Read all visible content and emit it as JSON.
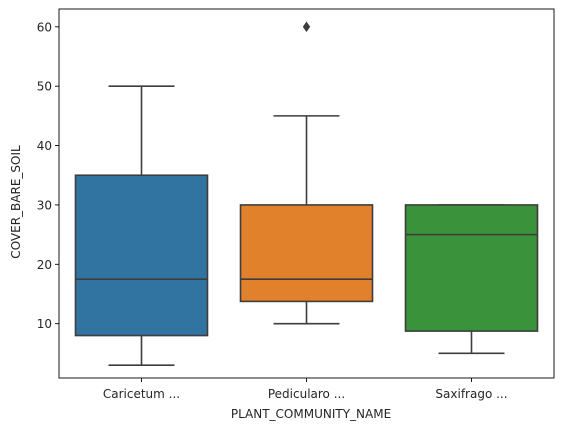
{
  "chart_data": {
    "type": "box",
    "title": "",
    "xlabel": "PLANT_COMMUNITY_NAME",
    "ylabel": "COVER_BARE_SOIL",
    "ylim": [
      0.85,
      63.0
    ],
    "yticks": [
      10,
      20,
      30,
      40,
      50,
      60
    ],
    "grid": false,
    "legend": "none",
    "categories": [
      "Caricetum ...",
      "Pedicularo ...",
      "Saxifrago ..."
    ],
    "boxes": [
      {
        "category": "Caricetum ...",
        "whisker_low": 3,
        "q1": 8,
        "median": 17.5,
        "q3": 35,
        "whisker_high": 50,
        "outliers": [],
        "color": "#3274a1"
      },
      {
        "category": "Pedicularo ...",
        "whisker_low": 10,
        "q1": 13.75,
        "median": 17.5,
        "q3": 30,
        "whisker_high": 45,
        "outliers": [
          60
        ],
        "color": "#e1812c"
      },
      {
        "category": "Saxifrago ...",
        "whisker_low": 5,
        "q1": 8.75,
        "median": 25,
        "q3": 30,
        "whisker_high": 30,
        "outliers": [],
        "color": "#3a923a"
      }
    ],
    "line_color": "#3d3d3d"
  }
}
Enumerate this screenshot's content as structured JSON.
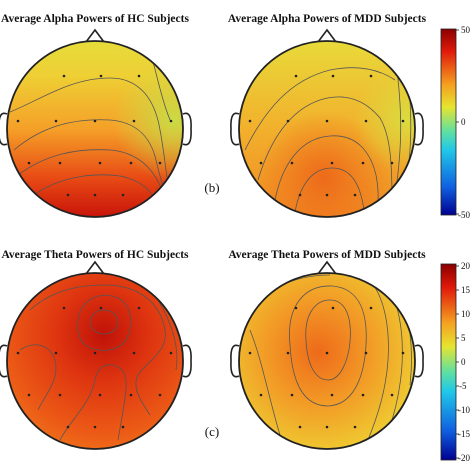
{
  "panel_b": {
    "label": "(b)",
    "colorbar": {
      "ticks": [
        "50",
        "0",
        "-50"
      ]
    },
    "maps": [
      {
        "title": "Average Alpha Powers of HC Subjects"
      },
      {
        "title": "Average Alpha Powers of MDD Subjects"
      }
    ]
  },
  "panel_c": {
    "label": "(c)",
    "colorbar": {
      "ticks": [
        "20",
        "15",
        "10",
        "5",
        "0",
        "-5",
        "-10",
        "-15",
        "-20"
      ]
    },
    "maps": [
      {
        "title": "Average Theta Powers of HC Subjects"
      },
      {
        "title": "Average Theta Powers of MDD Subjects"
      }
    ]
  },
  "colors": {
    "red": "#d11a0a",
    "orange": "#f0781c",
    "yellow": "#ecd832",
    "cyan": "#22c8e0",
    "blue": "#1010b0"
  }
}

== == ==

EXERCISE TASK » Show the lines of the records that contain the word "category".

CORRECT RESULT »
        "category": "Caricetum ...",
        "category": "Pedicularo ...",
        "category": "Saxifrago ...",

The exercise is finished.